# TASK PROMPT
Among the records below, find each line that includes the string "Read" and copy it.
────────────────────────────────────────
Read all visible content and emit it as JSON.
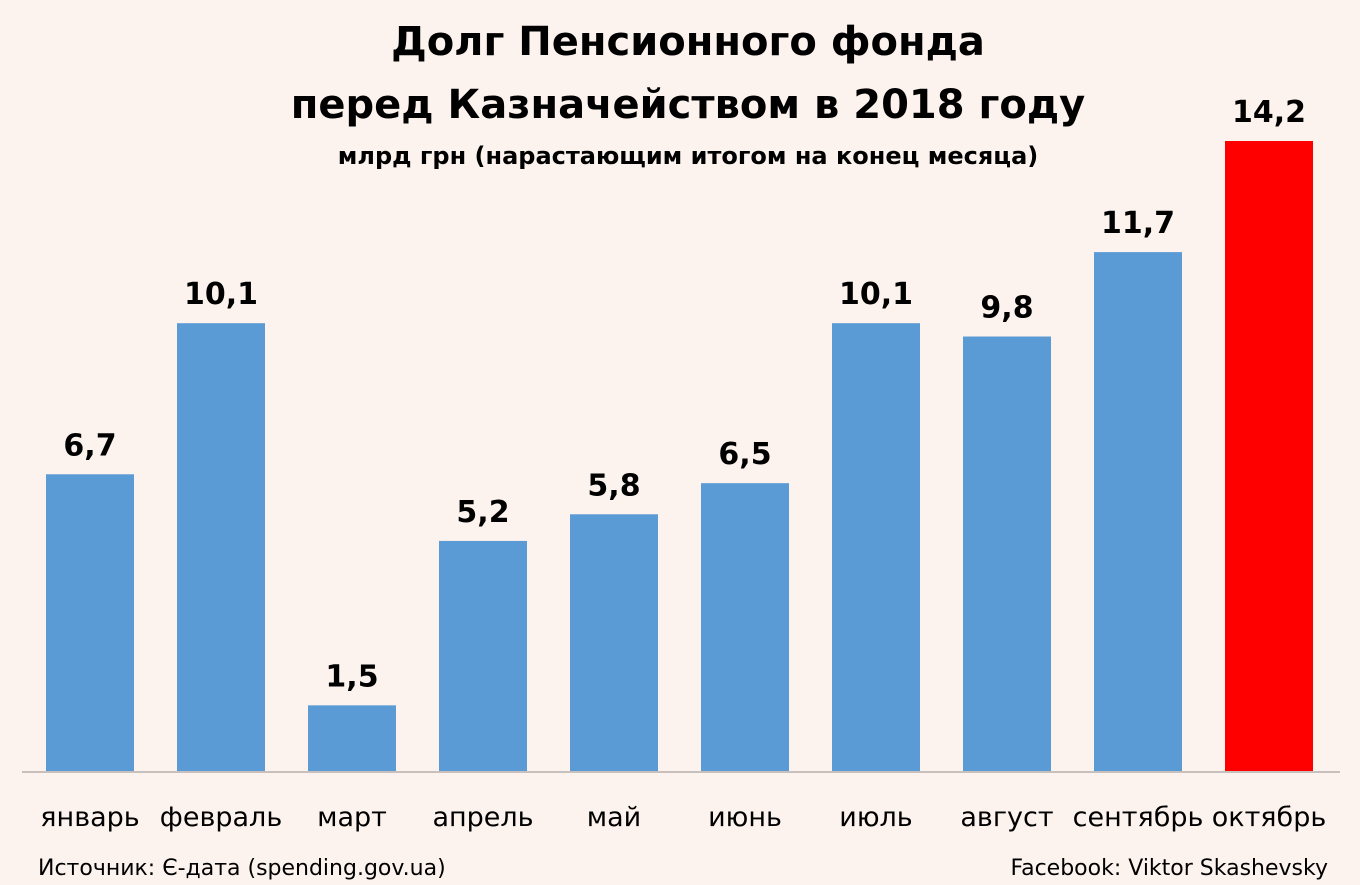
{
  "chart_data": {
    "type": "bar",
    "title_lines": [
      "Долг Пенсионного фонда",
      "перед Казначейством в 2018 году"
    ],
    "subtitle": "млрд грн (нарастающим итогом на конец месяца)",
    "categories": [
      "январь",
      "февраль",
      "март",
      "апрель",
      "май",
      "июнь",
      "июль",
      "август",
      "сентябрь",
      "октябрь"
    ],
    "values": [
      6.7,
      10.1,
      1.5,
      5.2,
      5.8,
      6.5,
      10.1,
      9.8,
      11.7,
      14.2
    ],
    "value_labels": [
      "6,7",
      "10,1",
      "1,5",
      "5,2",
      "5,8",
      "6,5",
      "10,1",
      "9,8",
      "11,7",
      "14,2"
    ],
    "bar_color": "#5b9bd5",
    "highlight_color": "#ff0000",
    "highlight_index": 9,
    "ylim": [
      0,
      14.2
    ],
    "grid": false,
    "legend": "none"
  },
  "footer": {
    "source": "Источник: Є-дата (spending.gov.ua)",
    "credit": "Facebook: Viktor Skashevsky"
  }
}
────────────────────────────────────────
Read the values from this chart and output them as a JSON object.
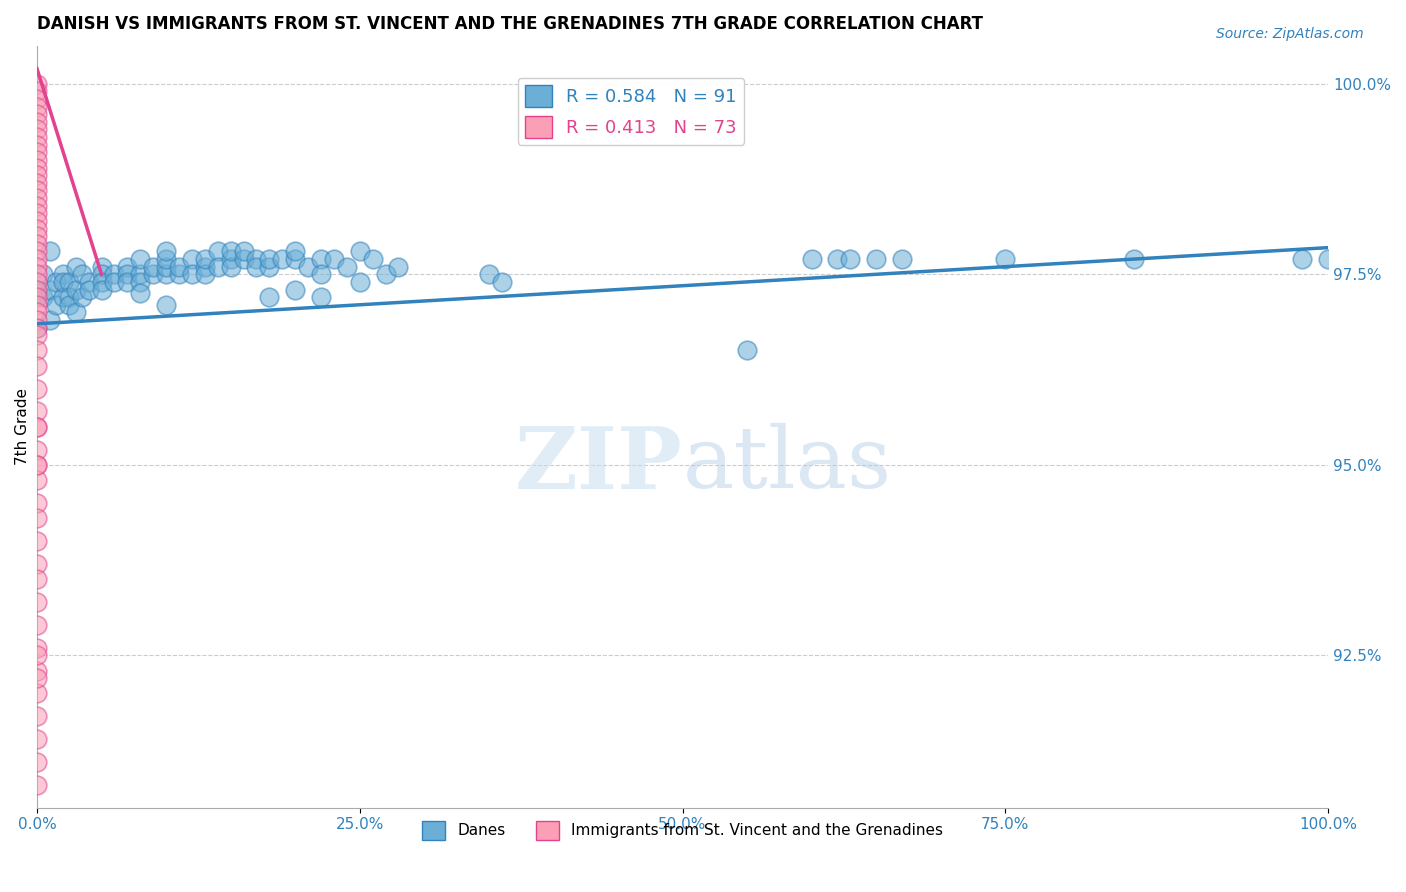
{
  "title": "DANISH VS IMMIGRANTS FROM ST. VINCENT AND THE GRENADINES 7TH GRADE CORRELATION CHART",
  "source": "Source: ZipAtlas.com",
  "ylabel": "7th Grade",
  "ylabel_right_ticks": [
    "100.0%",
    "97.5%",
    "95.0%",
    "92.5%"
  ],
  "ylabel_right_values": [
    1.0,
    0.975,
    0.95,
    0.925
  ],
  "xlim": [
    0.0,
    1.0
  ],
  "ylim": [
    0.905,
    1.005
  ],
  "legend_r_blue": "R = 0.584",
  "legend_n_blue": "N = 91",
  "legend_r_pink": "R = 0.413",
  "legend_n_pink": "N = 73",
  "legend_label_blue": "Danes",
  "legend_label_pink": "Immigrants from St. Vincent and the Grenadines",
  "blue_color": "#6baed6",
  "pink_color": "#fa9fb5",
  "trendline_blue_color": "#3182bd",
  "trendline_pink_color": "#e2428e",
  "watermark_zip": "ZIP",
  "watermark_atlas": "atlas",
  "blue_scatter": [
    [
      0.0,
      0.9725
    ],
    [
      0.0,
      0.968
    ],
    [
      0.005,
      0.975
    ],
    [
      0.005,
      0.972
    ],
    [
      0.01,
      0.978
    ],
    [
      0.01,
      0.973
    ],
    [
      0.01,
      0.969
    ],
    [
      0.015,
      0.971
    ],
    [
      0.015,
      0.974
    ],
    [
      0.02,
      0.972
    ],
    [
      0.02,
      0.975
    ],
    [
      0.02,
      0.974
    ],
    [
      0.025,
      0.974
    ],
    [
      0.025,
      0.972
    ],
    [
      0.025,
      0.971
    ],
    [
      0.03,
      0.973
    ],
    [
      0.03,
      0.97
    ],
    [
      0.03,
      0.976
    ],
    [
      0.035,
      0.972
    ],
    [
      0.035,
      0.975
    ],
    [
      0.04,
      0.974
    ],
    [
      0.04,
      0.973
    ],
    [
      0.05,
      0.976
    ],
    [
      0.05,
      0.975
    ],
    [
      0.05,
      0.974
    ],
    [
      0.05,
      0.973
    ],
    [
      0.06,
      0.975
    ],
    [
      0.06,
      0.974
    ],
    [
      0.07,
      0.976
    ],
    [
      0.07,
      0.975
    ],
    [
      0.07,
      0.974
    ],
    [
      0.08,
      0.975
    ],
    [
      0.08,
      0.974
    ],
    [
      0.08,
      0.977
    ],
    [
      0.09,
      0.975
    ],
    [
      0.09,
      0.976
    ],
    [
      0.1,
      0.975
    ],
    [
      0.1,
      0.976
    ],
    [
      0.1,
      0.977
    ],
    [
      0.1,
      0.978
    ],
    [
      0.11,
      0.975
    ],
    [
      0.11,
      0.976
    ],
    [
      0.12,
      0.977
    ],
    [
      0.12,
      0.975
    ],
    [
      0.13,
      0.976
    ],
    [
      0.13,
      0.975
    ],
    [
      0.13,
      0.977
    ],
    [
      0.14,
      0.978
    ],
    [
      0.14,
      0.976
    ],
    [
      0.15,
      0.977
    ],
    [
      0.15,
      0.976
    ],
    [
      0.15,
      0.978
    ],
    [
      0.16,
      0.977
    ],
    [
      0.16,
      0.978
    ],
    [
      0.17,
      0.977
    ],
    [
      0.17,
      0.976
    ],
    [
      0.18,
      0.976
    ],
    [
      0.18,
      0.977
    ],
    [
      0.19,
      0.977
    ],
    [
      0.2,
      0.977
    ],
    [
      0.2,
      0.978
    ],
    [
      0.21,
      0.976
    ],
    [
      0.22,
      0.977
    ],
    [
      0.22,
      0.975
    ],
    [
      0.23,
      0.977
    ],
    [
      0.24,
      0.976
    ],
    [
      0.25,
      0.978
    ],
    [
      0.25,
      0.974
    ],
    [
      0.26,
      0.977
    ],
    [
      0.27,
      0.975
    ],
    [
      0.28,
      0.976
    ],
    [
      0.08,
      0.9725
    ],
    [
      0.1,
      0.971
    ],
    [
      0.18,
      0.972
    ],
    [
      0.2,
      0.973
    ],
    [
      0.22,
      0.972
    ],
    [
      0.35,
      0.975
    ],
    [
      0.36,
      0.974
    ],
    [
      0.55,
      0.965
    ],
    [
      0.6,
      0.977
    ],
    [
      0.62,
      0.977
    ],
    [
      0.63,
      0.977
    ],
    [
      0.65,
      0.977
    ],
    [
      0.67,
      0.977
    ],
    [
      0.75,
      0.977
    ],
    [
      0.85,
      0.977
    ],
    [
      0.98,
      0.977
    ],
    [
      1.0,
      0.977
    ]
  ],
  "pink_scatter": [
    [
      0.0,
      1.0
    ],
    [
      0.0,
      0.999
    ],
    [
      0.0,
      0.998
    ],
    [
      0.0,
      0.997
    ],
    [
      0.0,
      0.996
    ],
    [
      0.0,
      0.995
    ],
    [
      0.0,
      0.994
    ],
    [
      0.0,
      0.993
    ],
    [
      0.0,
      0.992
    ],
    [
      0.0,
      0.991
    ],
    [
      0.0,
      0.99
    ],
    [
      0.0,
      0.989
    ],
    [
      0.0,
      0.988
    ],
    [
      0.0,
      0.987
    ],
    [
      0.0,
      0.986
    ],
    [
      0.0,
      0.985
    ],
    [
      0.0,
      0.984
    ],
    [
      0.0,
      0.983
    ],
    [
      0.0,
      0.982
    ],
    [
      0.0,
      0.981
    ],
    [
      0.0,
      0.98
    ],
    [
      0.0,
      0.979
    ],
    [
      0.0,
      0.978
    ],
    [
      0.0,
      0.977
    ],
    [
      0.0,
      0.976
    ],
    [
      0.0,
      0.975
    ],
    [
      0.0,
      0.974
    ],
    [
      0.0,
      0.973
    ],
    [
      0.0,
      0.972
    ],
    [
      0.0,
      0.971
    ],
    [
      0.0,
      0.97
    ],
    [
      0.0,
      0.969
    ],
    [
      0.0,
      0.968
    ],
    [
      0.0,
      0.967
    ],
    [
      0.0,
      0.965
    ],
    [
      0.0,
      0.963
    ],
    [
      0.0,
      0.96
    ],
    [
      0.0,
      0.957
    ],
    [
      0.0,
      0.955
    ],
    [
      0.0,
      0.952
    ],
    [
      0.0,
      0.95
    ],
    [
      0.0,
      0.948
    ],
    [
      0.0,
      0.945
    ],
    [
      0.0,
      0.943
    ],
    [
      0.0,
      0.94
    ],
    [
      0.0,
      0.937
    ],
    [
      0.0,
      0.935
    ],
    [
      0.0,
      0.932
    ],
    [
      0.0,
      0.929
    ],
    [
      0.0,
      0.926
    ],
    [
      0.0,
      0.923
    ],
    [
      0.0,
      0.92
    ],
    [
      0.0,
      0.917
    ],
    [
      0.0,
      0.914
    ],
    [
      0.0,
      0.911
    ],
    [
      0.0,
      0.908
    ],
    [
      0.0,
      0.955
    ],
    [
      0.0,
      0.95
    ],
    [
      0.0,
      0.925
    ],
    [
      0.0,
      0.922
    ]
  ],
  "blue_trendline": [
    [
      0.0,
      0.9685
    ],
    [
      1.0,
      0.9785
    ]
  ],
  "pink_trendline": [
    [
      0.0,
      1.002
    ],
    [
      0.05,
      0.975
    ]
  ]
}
────────────────────────────────────────
# EXPECTED ANSWER
Read all visible content and emit it as JSON.
Read the values from this chart and output them as a JSON object.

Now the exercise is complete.